--- Begin Provided records ---
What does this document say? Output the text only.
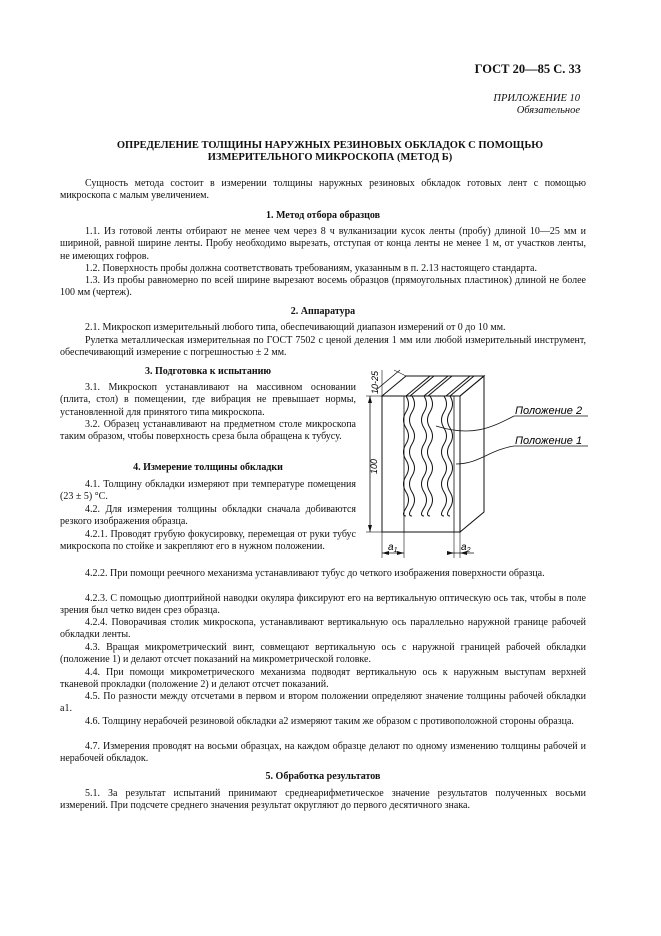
ГОСТ 20—85 С. 33
ПРИЛОЖЕНИЕ 10
Обязательное
ОПРЕДЕЛЕНИЕ ТОЛЩИНЫ НАРУЖНЫХ РЕЗИНОВЫХ ОБКЛАДОК С ПОМОЩЬЮ
ИЗМЕРИТЕЛЬНОГО МИКРОСКОПА (МЕТОД Б)

Сущность метода состоит в измерении толщины наружных резиновых обкладок готовых лент с помощью микроскопа с малым увеличением.

1. Метод отбора образцов

1.1. Из готовой ленты отбирают не менее чем через 8 ч вулканизации кусок ленты (пробу) длиной 10—25 мм и шириной, равной ширине ленты. Пробу необходимо вырезать, отступая от конца ленты не менее 1 м, от участков ленты, не имеющих гофров.

1.2. Поверхность пробы должна соответствовать требованиям, указанным в п. 2.13 настоящего стандарта.

1.3. Из пробы равномерно по всей ширине вырезают восемь образцов (прямоугольных пластинок) длиной не более 100 мм (чертеж).

2. Аппаратура

2.1. Микроскоп измерительный любого типа, обеспечивающий диапазон измерений от 0 до 10 мм.

Рулетка металлическая измерительная по ГОСТ 7502 с ценой деления 1 мм или любой измерительный инструмент, обеспечивающий измерение с погрешностью ± 2 мм.

3. Подготовка к испытанию

3.1. Микроскоп устанавливают на массивном основании (плита, стол) в помещении, где вибрация не превышает нормы, установленной для принятого типа микроскопа.

3.2. Образец устанавливают на предметном столе микроскопа таким образом, чтобы поверхность среза была обращена к тубусу.

4. Измерение толщины обкладки

4.1. Толщину обкладки измеряют при температуре помещения (23 ± 5) °С.

4.2. Для измерения толщины обкладки сначала добиваются резкого изображения образца.

4.2.1. Проводят грубую фокусировку, перемещая от руки тубус микроскопа по стойке и закрепляют его в нужном положении.

4.2.2. При помощи реечного механизма устанавливают тубус до четкого изображения поверхности образца.

4.2.3. С помощью диоптрийной наводки окуляра фиксируют его на вертикальную оптическую ось так, чтобы в поле зрения был четко виден срез образца.

4.2.4. Поворачивая столик микроскопа, устанавливают вертикальную ось параллельно наружной границе рабочей обкладки ленты.

4.3. Вращая микрометрический винт, совмещают вертикальную ось с наружной границей рабочей обкладки (положение 1) и делают отсчет показаний на микрометрической головке.

4.4. При помощи микрометрического механизма подводят вертикальную ось к наружным выступам верхней тканевой прокладки (положение 2) и делают отсчет показаний.

4.5. По разности между отсчетами в первом и втором положении определяют значение толщины рабочей обкладки a1.

4.6. Толщину нерабочей резиновой обкладки a2 измеряют таким же образом с противоположной стороны образца.

4.7. Измерения проводят на восьми образцах, на каждом образце делают по одному изменению толщины рабочей и нерабочей обкладок.

5. Обработка результатов

5.1. За результат испытаний принимают среднеарифметическое значение результатов полученных восьми измерений. При подсчете среднего значения результат округляют до первого десятичного знака.

Положение 2
Положение 1
10-25
100
$a_1$	$a_2$
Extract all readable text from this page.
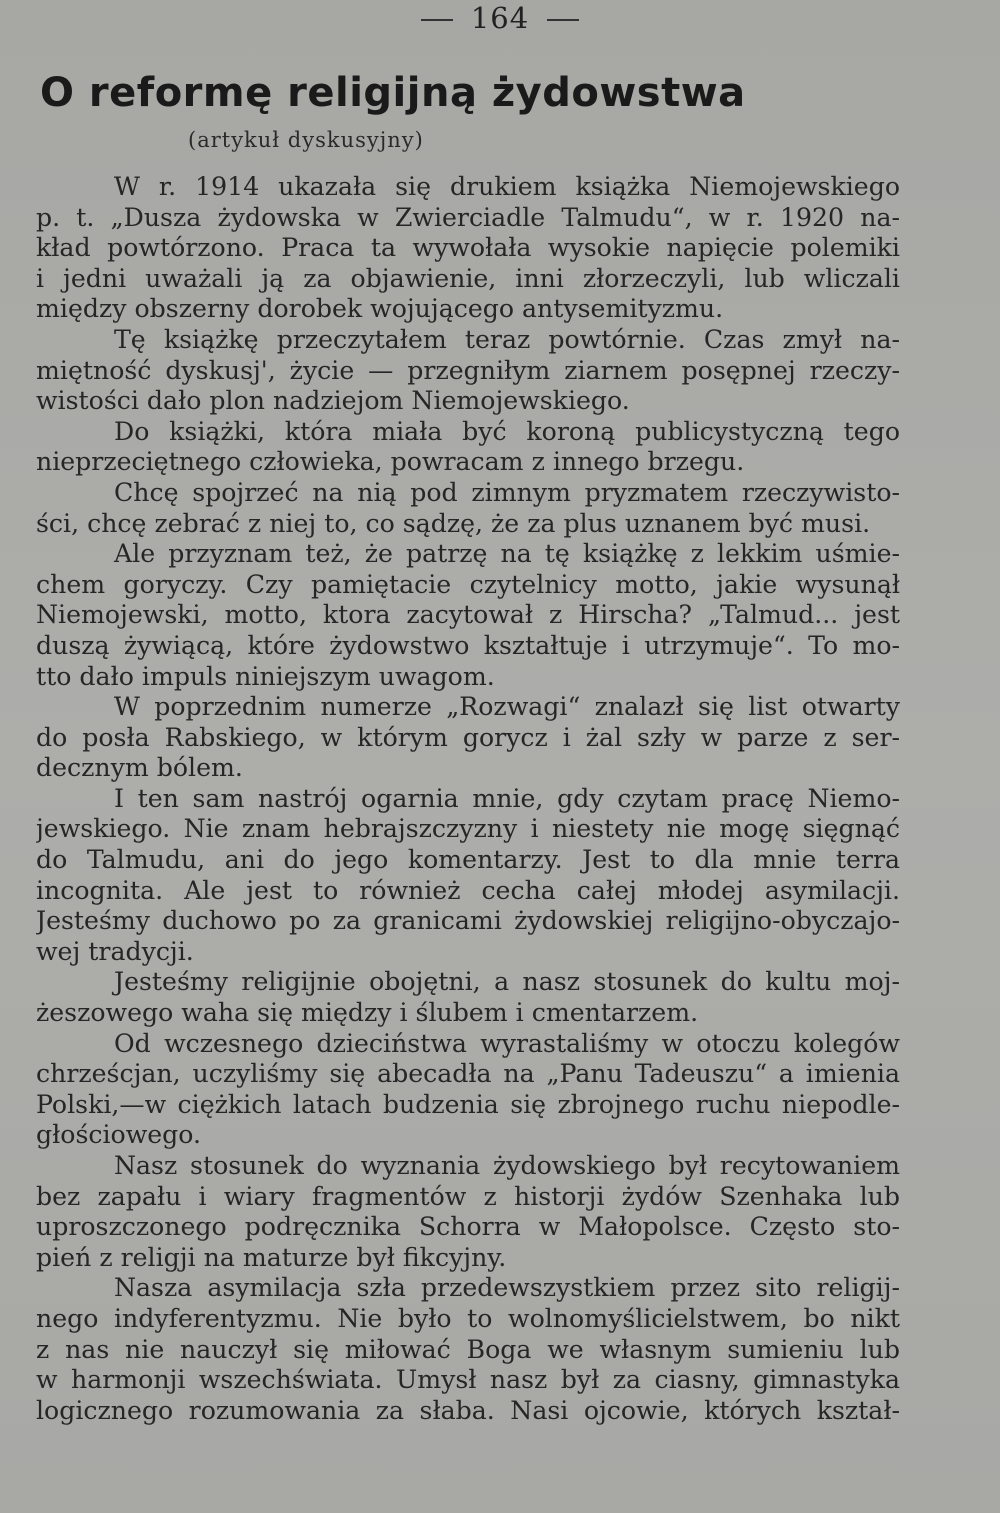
164
O reformę religijną żydowstwa
(artykuł dyskusyjny)
W r. 1914 ukazała się drukiem książka Niemojewskiego
p. t. „Dusza żydowska w Zwierciadle Talmudu“, w r. 1920 na-
kład powtórzono. Praca ta wywołała wysokie napięcie polemiki
i jedni uważali ją za objawienie, inni złorzeczyli, lub wliczali
między obszerny dorobek wojującego antysemityzmu.
Tę książkę przeczytałem teraz powtórnie. Czas zmył na-
miętność dyskusj', życie — przegniłym ziarnem posępnej rzeczy-
wistości dało plon nadziejom Niemojewskiego.
Do książki, która miała być koroną publicystyczną tego
nieprzeciętnego człowieka, powracam z innego brzegu.
Chcę spojrzeć na nią pod zimnym pryzmatem rzeczywisto-
ści, chcę zebrać z niej to, co sądzę, że za plus uznanem być musi.
Ale przyznam też, że patrzę na tę książkę z lekkim uśmie-
chem goryczy. Czy pamiętacie czytelnicy motto, jakie wysunął
Niemojewski, motto, ktora zacytował z Hirscha? „Talmud... jest
duszą żywiącą, które żydowstwo kształtuje i utrzymuje“. To mo-
tto dało impuls niniejszym uwagom.
W poprzednim numerze „Rozwagi“ znalazł się list otwarty
do posła Rabskiego, w którym gorycz i żal szły w parze z ser-
decznym bólem.
I ten sam nastrój ogarnia mnie, gdy czytam pracę Niemo-
jewskiego. Nie znam hebrajszczyzny i niestety nie mogę sięgnąć
do Talmudu, ani do jego komentarzy. Jest to dla mnie terra
incognita. Ale jest to również cecha całej młodej asymilacji.
Jesteśmy duchowo po za granicami żydowskiej religijno-obyczajo-
wej tradycji.
Jesteśmy religijnie obojętni, a nasz stosunek do kultu moj-
żeszowego waha się między i ślubem i cmentarzem.
Od wczesnego dzieciństwa wyrastaliśmy w otoczu kolegów
chrześcjan, uczyliśmy się abecadła na „Panu Tadeuszu“ a imienia
Polski,—w ciężkich latach budzenia się zbrojnego ruchu niepodle-
głościowego.
Nasz stosunek do wyznania żydowskiego był recytowaniem
bez zapału i wiary fragmentów z historji żydów Szenhaka lub
uproszczonego podręcznika Schorra w Małopolsce. Często sto-
pień z religji na maturze był fikcyjny.
Nasza asymilacja szła przedewszystkiem przez sito religij-
nego indyferentyzmu. Nie było to wolnomyślicielstwem, bo nikt
z nas nie nauczył się miłować Boga we własnym sumieniu lub
w harmonji wszechświata. Umysł nasz był za ciasny, gimnastyka
logicznego rozumowania za słaba. Nasi ojcowie, których kształ-
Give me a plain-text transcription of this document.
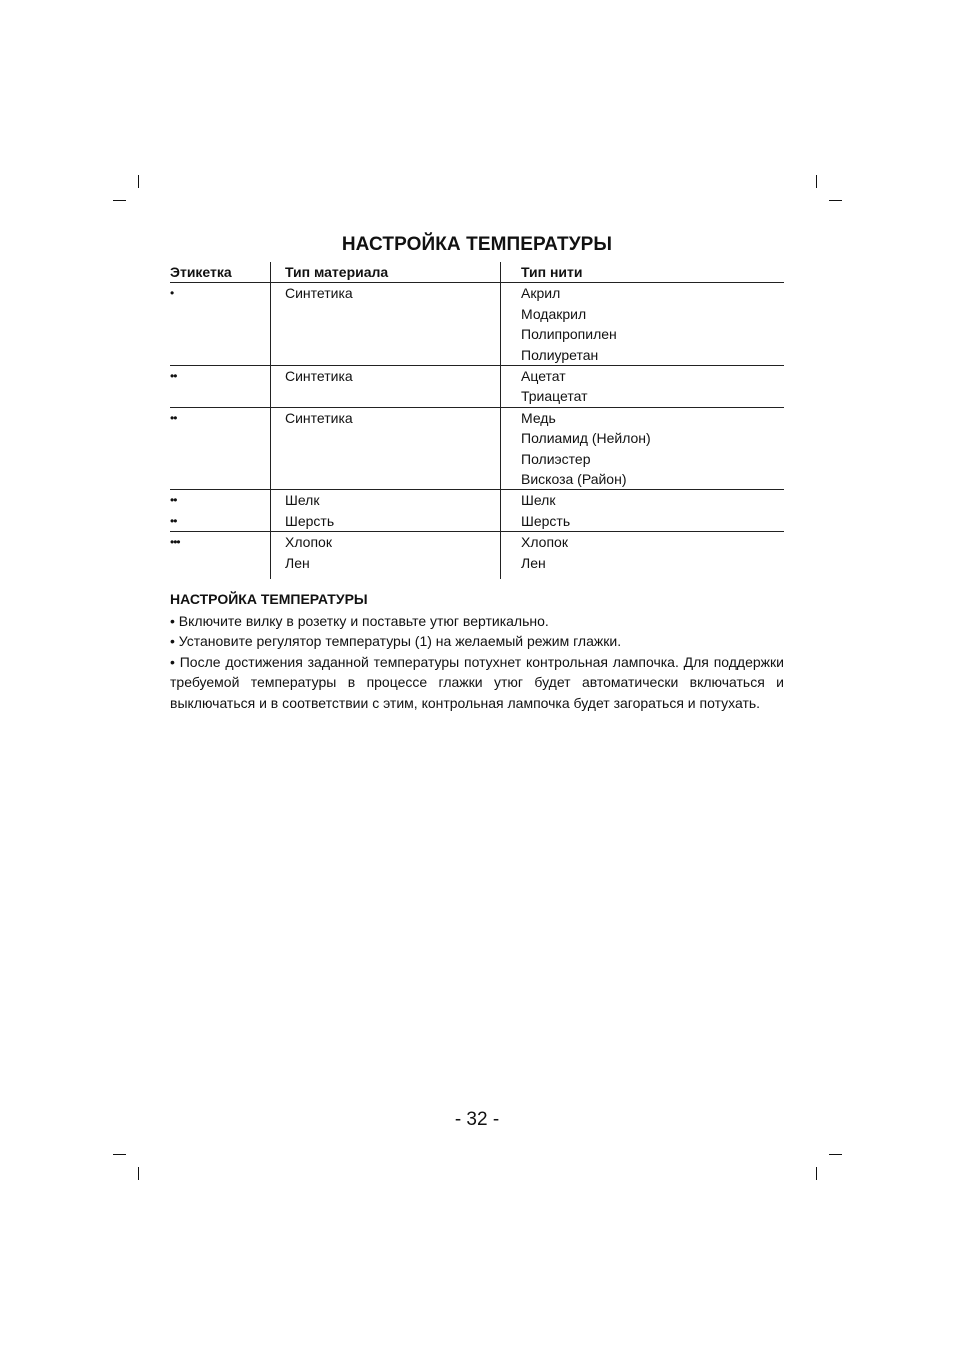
НАСТРОЙКА ТЕМПЕРАТУРЫ
Этикетка	Тип материала	Тип нити
•	Синтетика	Акрил
		Модакрил
		Полипропилен
		Полиуретан
••	Синтетика	Ацетат
		Триацетат
••	Синтетика	Медь
		Полиамид (Нейлон)
		Полиэстер
		Вискоза (Район)
••	Шелк	Шелк
••	Шерсть	Шерсть
•••	Хлопок	Хлопок
	Лен	Лен
НАСТРОЙКА ТЕМПЕРАТУРЫ

• Включите вилку в розетку и поставьте утюг вертикально.

• Установите регулятор температуры (1) на желаемый режим глажки.

• После достижения заданной температуры потухнет контрольная лампочка. Для поддержки требуемой температуры в процессе глажки утюг будет автоматически включаться и выключаться и в соответствии с этим, контрольная лампочка будет загораться и потухать.

- 32 -
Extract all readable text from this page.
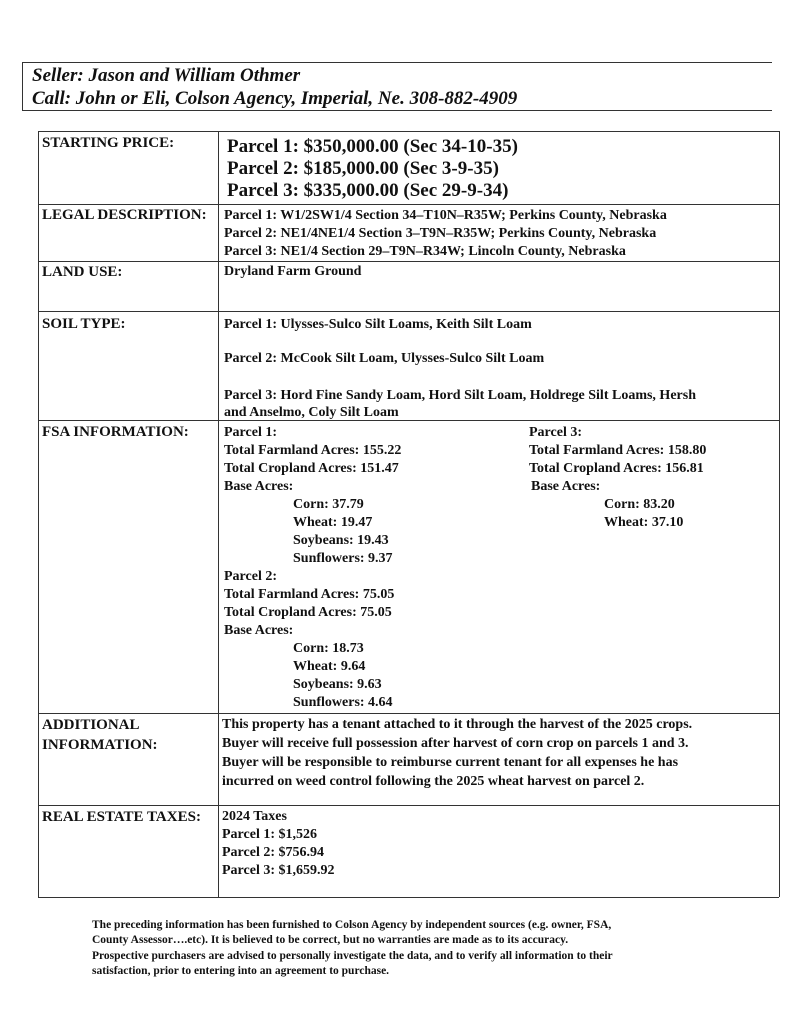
Seller: Jason and William Othmer
Call: John or Eli, Colson Agency, Imperial, Ne. 308-882-4909
STARTING PRICE:	Parcel 1: $350,000.00 (Sec 34-10-35)
Parcel 2: $185,000.00 (Sec 3-9-35)
Parcel 3: $335,000.00 (Sec 29-9-34)
LEGAL DESCRIPTION: Parcel 1: W1/2SW1/4 Section 34–T10N–R35W; Perkins County, Nebraska
Parcel 2: NE1/4NE1/4 Section 3–T9N–R35W; Perkins County, Nebraska
Parcel 3: NE1/4 Section 29–T9N–R34W; Lincoln County, Nebraska
LAND USE:	Dryland Farm Ground
SOIL TYPE:	Parcel 1: Ulysses-Sulco Silt Loams, Keith Silt Loam
Parcel 2: McCook Silt Loam, Ulysses-Sulco Silt Loam
Parcel 3: Hord Fine Sandy Loam, Hord Silt Loam, Holdrege Silt Loams, Hersh
and Anselmo, Coly Silt Loam
FSA INFORMATION:	Parcel 1:
Total Farmland Acres: 155.22
Total Cropland Acres: 151.47
Base Acres:
Corn: 37.79
Wheat: 19.47
Soybeans: 19.43
Sunflowers: 9.37
Parcel 2:
Total Farmland Acres: 75.05
Total Cropland Acres: 75.05
Base Acres:
Corn: 18.73
Wheat: 9.64
Soybeans: 9.63
Sunflowers: 4.64
Parcel 3:
Total Farmland Acres: 158.80
Total Cropland Acres: 156.81
Base Acres:
Corn: 83.20
Wheat: 37.10
ADDITIONAL
INFORMATION:
This property has a tenant attached to it through the harvest of the 2025 crops.
Buyer will receive full possession after harvest of corn crop on parcels 1 and 3.
Buyer will be responsible to reimburse current tenant for all expenses he has
incurred on weed control following the 2025 wheat harvest on parcel 2.
REAL ESTATE TAXES: 2024 Taxes
Parcel 1: $1,526
Parcel 2: $756.94
Parcel 3: $1,659.92
The preceding information has been furnished to Colson Agency by independent sources (e.g. owner, FSA,
County Assessor….etc). It is believed to be correct, but no warranties are made as to its accuracy.
Prospective purchasers are advised to personally investigate the data, and to verify all information to their
satisfaction, prior to entering into an agreement to purchase.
--- End Provided records ---
● Direction:
Filter the entries and copy out every line with the word "нерабочей".

● Solution to this exercise:
4.6. Толщину нерабочей резиновой обкладки a2 измеряют таким же образом с противоположной стороны образца.
4.7. Измерения проводят на восьми образцах, на каждом образце делают по одному изменению толщины рабочей и нерабочей обкладок.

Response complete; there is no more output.